*Stated task:*
Check every line below for the word "name" and show those that hold it.

Dataset entries:
══════════
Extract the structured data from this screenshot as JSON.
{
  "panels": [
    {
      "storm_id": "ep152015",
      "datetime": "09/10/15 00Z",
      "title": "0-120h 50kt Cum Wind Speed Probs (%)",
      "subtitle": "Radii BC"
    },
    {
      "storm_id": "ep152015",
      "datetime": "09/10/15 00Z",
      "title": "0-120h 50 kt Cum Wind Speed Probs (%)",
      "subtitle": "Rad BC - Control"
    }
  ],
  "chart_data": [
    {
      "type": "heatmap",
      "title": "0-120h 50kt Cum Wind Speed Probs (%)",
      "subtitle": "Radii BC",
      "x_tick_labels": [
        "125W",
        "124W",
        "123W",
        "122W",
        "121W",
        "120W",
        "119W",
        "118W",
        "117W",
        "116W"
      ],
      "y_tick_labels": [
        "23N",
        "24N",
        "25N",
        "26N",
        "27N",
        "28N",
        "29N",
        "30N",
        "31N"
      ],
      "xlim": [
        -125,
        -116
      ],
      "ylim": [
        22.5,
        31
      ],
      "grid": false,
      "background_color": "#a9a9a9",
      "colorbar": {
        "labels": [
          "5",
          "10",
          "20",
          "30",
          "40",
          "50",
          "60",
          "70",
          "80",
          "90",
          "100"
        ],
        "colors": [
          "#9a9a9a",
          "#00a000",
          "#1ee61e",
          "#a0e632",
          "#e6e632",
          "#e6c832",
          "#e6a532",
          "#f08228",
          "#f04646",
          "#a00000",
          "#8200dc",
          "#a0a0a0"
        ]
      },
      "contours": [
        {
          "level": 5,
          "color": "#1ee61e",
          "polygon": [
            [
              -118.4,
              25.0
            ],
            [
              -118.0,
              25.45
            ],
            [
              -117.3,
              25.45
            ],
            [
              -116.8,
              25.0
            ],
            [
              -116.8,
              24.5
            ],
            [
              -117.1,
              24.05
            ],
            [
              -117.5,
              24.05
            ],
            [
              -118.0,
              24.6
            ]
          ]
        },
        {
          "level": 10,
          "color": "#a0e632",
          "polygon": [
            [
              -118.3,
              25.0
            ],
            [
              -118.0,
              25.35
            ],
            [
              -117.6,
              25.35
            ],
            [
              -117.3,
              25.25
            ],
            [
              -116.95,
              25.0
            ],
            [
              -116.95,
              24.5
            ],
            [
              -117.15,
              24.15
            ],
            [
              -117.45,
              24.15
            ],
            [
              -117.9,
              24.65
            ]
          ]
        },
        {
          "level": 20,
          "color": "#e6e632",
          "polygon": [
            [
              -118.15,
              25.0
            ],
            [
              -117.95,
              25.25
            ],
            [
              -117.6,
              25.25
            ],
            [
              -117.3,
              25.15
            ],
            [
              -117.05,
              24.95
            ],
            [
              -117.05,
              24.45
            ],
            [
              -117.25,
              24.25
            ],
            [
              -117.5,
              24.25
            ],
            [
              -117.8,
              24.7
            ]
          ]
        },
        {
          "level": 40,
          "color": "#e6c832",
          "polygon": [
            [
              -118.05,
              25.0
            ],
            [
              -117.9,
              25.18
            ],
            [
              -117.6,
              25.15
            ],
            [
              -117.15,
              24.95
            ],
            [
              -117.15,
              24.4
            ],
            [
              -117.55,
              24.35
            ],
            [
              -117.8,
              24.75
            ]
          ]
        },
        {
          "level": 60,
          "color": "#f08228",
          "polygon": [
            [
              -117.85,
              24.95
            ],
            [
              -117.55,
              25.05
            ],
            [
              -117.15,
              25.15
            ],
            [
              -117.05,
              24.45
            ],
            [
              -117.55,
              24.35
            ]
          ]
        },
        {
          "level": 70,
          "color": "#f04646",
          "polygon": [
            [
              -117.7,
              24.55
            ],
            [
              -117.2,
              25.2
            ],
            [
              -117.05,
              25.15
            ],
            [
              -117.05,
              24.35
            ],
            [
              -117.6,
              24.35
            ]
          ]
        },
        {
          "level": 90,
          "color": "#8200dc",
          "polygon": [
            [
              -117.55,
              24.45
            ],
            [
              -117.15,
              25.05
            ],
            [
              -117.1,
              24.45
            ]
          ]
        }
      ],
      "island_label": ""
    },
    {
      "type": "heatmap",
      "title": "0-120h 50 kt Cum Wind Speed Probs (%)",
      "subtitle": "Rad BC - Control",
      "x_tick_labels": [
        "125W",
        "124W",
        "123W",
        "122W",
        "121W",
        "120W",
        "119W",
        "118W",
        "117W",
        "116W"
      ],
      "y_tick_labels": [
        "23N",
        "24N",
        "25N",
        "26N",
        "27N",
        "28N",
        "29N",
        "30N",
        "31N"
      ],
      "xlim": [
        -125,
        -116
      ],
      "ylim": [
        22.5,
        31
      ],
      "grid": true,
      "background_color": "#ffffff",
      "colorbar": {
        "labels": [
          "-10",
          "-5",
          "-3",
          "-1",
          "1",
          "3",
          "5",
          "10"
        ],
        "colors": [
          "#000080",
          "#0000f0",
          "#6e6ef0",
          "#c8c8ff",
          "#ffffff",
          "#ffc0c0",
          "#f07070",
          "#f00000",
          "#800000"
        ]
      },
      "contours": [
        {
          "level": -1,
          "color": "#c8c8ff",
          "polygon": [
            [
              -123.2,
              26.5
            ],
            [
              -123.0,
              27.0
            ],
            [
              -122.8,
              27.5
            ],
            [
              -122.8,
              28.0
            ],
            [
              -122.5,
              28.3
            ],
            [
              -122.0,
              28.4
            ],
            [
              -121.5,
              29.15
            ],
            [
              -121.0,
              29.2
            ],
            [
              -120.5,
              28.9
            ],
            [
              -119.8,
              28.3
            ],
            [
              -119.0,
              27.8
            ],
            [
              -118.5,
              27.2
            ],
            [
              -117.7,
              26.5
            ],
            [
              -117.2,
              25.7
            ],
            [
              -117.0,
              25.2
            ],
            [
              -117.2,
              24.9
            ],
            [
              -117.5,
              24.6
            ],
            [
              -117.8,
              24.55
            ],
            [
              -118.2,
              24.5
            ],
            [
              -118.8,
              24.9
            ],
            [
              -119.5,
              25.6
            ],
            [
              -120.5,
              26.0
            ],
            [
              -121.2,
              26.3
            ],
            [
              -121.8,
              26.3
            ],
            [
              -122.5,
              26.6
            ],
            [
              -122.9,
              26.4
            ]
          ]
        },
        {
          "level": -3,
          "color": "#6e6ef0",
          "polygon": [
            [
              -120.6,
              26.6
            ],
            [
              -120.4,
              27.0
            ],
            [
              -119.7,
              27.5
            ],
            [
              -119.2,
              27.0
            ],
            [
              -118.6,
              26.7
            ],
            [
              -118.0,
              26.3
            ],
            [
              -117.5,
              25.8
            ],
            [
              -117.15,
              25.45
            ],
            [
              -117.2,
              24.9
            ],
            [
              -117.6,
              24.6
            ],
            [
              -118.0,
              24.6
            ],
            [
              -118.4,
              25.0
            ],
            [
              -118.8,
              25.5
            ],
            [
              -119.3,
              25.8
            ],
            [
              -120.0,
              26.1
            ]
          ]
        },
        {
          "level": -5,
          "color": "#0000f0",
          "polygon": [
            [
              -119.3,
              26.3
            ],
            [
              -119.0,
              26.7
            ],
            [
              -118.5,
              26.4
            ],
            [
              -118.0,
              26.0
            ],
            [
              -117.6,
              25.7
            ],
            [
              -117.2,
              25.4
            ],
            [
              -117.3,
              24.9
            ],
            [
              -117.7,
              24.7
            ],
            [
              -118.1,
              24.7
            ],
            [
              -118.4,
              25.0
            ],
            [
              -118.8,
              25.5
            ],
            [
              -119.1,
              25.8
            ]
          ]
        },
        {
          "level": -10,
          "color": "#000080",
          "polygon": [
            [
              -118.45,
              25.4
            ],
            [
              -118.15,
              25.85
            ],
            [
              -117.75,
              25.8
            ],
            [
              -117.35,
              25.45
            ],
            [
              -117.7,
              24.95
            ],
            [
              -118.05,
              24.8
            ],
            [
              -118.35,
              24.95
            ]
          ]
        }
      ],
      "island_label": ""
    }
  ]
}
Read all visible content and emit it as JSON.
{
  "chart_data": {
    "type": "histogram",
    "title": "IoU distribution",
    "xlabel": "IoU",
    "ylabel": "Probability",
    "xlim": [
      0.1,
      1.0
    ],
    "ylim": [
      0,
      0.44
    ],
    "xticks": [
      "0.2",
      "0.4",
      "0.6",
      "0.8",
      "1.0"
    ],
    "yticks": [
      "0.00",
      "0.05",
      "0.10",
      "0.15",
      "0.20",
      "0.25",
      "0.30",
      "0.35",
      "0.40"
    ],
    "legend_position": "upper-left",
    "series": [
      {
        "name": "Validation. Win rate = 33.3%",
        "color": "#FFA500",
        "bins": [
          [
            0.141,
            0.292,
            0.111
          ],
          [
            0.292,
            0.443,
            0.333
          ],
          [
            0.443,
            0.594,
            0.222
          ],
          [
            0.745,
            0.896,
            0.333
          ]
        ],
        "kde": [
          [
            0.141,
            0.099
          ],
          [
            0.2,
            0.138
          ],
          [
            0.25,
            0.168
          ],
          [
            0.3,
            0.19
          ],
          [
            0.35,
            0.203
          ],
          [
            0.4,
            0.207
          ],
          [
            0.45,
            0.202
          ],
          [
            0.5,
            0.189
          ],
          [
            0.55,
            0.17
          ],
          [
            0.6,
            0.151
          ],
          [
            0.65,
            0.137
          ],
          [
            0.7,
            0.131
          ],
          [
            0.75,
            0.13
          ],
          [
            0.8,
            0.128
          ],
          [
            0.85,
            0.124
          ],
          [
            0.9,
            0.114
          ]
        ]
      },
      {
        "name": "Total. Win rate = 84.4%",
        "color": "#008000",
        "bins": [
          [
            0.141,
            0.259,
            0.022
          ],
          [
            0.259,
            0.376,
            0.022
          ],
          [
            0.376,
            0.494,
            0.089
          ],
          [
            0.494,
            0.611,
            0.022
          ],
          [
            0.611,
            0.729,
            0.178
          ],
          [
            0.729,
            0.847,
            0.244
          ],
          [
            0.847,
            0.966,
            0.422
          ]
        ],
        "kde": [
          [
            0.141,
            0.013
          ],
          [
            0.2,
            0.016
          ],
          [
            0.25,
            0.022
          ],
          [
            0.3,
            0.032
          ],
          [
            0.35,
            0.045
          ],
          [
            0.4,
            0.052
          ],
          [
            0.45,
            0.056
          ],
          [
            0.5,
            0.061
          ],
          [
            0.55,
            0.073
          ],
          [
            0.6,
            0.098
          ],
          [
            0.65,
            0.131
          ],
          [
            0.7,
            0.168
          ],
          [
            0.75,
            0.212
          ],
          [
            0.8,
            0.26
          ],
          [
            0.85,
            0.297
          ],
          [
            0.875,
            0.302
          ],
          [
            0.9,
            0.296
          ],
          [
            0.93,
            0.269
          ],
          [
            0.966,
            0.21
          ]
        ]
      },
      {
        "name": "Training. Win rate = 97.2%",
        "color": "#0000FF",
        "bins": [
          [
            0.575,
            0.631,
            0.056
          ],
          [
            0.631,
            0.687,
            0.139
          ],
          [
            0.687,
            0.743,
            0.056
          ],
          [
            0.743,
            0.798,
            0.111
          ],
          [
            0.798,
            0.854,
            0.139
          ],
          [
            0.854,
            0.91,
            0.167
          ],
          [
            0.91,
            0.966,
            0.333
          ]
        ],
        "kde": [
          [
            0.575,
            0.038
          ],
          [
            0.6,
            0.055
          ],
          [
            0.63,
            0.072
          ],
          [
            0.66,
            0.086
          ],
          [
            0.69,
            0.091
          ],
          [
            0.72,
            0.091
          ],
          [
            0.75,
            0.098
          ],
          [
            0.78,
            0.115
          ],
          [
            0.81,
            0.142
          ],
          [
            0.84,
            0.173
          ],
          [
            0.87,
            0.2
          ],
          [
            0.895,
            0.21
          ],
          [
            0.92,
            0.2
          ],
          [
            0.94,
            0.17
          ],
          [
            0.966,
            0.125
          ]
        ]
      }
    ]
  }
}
══════════
*Written response:*
        "name": "Validation. Win rate = 33.3%",
        "name": "Total. Win rate = 84.4%",
        "name": "Training. Win rate = 97.2%",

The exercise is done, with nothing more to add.